──────── DATA FOR THE TASK ────────

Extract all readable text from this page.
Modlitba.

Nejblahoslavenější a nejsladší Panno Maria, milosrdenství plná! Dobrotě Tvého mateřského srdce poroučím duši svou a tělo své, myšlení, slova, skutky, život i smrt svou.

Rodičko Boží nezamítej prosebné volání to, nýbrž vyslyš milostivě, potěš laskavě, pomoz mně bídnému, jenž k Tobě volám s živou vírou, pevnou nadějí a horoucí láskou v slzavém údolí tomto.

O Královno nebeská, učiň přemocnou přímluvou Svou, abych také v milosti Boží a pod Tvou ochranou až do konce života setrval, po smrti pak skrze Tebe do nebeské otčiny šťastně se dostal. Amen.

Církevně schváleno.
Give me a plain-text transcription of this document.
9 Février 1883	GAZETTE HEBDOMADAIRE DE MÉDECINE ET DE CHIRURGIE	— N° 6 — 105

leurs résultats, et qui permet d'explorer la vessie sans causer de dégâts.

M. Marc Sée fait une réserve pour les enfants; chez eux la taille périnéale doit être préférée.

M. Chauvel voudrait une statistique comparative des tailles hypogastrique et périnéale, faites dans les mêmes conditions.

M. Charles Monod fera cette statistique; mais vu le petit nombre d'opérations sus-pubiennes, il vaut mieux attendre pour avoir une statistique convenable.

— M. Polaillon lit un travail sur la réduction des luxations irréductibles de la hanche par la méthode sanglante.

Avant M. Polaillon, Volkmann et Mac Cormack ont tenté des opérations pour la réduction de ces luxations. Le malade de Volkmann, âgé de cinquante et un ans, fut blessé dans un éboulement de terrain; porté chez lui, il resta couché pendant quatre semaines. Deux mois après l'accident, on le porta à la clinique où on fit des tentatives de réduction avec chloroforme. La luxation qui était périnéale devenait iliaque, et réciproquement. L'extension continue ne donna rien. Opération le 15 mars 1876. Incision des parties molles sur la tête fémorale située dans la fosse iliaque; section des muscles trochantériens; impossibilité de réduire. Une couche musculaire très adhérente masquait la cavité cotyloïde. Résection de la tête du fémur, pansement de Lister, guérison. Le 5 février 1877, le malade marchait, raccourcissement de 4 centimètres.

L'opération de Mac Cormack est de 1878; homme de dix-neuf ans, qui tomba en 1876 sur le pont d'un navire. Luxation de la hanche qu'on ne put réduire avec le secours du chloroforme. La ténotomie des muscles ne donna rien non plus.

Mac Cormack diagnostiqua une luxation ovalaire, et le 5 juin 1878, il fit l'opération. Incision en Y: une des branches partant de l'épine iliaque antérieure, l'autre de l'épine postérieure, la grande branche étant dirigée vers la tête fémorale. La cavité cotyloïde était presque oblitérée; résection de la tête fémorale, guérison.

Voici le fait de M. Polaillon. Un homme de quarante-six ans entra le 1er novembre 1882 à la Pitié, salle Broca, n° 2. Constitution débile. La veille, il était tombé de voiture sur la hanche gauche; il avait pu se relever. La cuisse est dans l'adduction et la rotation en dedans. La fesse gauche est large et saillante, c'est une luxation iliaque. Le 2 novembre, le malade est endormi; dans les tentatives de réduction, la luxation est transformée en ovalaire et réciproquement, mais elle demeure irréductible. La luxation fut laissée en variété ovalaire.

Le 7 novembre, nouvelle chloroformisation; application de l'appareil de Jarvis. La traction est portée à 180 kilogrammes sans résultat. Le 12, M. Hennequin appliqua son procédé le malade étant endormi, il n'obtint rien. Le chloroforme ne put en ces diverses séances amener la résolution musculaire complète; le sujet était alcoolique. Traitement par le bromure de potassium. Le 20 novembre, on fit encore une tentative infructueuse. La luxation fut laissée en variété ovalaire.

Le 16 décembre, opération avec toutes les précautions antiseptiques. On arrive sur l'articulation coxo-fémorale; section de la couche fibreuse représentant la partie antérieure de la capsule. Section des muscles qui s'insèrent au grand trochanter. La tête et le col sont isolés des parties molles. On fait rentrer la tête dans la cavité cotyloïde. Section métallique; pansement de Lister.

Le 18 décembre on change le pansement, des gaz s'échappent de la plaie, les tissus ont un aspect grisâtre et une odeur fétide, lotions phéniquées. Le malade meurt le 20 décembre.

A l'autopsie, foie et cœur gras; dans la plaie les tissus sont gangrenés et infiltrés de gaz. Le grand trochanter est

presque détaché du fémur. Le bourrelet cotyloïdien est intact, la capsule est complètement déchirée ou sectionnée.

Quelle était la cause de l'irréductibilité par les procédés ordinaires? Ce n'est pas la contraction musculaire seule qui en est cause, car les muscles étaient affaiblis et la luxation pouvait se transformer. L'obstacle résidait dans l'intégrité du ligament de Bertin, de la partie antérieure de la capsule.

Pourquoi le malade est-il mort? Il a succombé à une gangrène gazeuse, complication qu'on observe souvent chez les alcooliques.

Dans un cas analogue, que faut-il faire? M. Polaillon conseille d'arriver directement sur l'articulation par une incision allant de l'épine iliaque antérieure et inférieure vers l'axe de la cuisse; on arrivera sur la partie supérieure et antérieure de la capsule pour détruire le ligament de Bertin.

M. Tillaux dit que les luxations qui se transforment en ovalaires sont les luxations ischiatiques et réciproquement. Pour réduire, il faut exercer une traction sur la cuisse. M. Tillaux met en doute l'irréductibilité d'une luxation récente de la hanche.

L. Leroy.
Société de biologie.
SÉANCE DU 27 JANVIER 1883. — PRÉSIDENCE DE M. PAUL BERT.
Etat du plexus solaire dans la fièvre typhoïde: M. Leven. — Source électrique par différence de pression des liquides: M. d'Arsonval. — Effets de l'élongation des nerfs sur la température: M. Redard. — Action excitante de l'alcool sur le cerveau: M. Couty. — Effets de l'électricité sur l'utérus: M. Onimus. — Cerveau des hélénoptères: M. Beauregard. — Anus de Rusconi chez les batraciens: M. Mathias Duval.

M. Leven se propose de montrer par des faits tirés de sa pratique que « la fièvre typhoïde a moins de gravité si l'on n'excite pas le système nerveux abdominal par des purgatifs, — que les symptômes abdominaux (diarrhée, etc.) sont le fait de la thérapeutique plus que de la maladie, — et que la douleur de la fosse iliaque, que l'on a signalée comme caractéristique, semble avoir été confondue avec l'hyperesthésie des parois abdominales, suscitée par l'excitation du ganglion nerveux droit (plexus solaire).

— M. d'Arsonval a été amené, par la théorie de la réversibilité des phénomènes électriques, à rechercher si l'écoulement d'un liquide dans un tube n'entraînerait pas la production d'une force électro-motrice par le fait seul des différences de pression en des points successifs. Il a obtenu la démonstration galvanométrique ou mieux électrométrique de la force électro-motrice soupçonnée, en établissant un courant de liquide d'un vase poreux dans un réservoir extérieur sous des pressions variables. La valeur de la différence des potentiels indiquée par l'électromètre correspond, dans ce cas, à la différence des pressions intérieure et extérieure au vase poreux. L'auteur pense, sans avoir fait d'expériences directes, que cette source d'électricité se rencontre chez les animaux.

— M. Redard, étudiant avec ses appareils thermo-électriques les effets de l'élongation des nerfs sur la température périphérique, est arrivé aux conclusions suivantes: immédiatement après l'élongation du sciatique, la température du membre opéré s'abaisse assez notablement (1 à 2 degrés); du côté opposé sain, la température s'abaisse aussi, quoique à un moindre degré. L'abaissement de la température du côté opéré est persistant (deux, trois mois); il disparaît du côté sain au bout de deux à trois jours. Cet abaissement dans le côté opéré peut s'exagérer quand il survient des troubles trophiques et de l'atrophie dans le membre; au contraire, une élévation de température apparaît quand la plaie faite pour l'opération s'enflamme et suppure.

────────

STATED PROBLEM: In the listing, find each line with the string "Boží" and copy it.

EXERCISE ANSWER:
Rodičko Boží nezamítej prosebné volání to, nýbrž vyslyš milostivě, potěš laskavě, pomoz mně bídnému, jenž k Tobě volám s živou vírou, pevnou nadějí a horoucí láskou v slzavém údolí tomto.
O Královno nebeská, učiň přemocnou přímluvou Svou, abych také v milosti Boží a pod Tvou ochranou až do konce života setrval, po smrti pak skrze Tebe do nebeské otčiny šťastně se dostal. Amen.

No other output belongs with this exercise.